WORK TO COMPLETE: Copy out each line containing "округов" from the entries below.

-------

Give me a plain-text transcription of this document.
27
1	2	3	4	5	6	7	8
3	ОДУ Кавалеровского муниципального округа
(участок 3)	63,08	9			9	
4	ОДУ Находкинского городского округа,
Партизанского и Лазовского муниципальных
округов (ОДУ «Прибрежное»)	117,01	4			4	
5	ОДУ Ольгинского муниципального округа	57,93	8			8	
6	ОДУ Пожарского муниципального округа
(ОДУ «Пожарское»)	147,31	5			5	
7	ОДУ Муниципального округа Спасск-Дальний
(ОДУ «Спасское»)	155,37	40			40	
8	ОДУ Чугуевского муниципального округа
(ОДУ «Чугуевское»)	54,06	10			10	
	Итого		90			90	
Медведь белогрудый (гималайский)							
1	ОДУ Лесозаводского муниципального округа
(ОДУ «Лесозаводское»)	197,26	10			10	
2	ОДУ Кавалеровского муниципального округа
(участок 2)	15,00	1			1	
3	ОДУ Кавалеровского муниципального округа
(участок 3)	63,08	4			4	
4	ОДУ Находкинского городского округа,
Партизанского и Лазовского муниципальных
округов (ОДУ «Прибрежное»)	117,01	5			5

-------

ANSWER TO THE TASK:
округов (ОДУ «Прибрежное»)	117,01	4			4	
округов (ОДУ «Прибрежное»)	117,01	5			5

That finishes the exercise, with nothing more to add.